**Work to be completed**
Restate the whole listing exactly.

------------------------------------------------------------------------

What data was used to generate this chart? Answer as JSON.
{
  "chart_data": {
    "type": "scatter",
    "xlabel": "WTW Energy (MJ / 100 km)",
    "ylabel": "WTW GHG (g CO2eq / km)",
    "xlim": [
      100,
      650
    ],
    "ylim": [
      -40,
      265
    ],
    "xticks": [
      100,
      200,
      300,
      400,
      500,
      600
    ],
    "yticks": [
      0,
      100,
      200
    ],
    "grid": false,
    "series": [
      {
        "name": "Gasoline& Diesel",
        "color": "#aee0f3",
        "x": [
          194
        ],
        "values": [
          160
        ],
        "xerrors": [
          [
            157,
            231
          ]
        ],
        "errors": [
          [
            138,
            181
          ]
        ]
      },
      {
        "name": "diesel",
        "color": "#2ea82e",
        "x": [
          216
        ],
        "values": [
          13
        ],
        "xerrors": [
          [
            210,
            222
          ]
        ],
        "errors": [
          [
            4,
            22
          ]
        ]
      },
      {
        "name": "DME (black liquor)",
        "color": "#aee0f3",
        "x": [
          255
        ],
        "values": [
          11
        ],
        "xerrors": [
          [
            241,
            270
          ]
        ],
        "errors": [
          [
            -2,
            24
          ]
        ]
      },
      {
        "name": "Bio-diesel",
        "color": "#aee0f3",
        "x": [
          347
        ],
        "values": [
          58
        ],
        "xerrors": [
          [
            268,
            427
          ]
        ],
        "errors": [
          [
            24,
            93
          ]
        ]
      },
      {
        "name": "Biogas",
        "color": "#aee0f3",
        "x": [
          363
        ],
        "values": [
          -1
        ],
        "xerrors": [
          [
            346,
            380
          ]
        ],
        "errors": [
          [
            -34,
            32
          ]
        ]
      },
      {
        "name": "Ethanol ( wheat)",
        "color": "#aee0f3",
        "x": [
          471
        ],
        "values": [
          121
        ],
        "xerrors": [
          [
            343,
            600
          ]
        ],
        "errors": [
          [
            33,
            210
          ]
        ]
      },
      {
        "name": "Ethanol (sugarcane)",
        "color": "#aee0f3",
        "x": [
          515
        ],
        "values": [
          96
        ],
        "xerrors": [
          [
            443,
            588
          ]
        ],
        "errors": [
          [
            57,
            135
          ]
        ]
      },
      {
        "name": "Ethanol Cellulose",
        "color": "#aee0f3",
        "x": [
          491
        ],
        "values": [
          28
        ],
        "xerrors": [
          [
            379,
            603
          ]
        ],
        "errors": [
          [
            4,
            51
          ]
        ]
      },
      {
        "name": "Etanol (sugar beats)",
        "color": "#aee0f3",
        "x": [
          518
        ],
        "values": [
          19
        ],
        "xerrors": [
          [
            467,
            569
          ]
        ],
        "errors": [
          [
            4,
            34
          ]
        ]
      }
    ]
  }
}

------------------------------------------------------------------------

**Complete response**
What data was used to generate this chart? Answer as JSON.
{
  "chart_data": {
    "type": "scatter",
    "xlabel": "WTW Energy (MJ / 100 km)",
    "ylabel": "WTW GHG (g CO2eq / km)",
    "xlim": [
      100,
      650
    ],
    "ylim": [
      -40,
      265
    ],
    "xticks": [
      100,
      200,
      300,
      400,
      500,
      600
    ],
    "yticks": [
      0,
      100,
      200
    ],
    "grid": false,
    "series": [
      {
        "name": "Gasoline& Diesel",
        "color": "#aee0f3",
        "x": [
          194
        ],
        "values": [
          160
        ],
        "xerrors": [
          [
            157,
            231
          ]
        ],
        "errors": [
          [
            138,
            181
          ]
        ]
      },
      {
        "name": "diesel",
        "color": "#2ea82e",
        "x": [
          216
        ],
        "values": [
          13
        ],
        "xerrors": [
          [
            210,
            222
          ]
        ],
        "errors": [
          [
            4,
            22
          ]
        ]
      },
      {
        "name": "DME (black liquor)",
        "color": "#aee0f3",
        "x": [
          255
        ],
        "values": [
          11
        ],
        "xerrors": [
          [
            241,
            270
          ]
        ],
        "errors": [
          [
            -2,
            24
          ]
        ]
      },
      {
        "name": "Bio-diesel",
        "color": "#aee0f3",
        "x": [
          347
        ],
        "values": [
          58
        ],
        "xerrors": [
          [
            268,
            427
          ]
        ],
        "errors": [
          [
            24,
            93
          ]
        ]
      },
      {
        "name": "Biogas",
        "color": "#aee0f3",
        "x": [
          363
        ],
        "values": [
          -1
        ],
        "xerrors": [
          [
            346,
            380
          ]
        ],
        "errors": [
          [
            -34,
            32
          ]
        ]
      },
      {
        "name": "Ethanol ( wheat)",
        "color": "#aee0f3",
        "x": [
          471
        ],
        "values": [
          121
        ],
        "xerrors": [
          [
            343,
            600
          ]
        ],
        "errors": [
          [
            33,
            210
          ]
        ]
      },
      {
        "name": "Ethanol (sugarcane)",
        "color": "#aee0f3",
        "x": [
          515
        ],
        "values": [
          96
        ],
        "xerrors": [
          [
            443,
            588
          ]
        ],
        "errors": [
          [
            57,
            135
          ]
        ]
      },
      {
        "name": "Ethanol Cellulose",
        "color": "#aee0f3",
        "x": [
          491
        ],
        "values": [
          28
        ],
        "xerrors": [
          [
            379,
            603
          ]
        ],
        "errors": [
          [
            4,
            51
          ]
        ]
      },
      {
        "name": "Etanol (sugar beats)",
        "color": "#aee0f3",
        "x": [
          518
        ],
        "values": [
          19
        ],
        "xerrors": [
          [
            467,
            569
          ]
        ],
        "errors": [
          [
            4,
            34
          ]
        ]
      }
    ]
  }
}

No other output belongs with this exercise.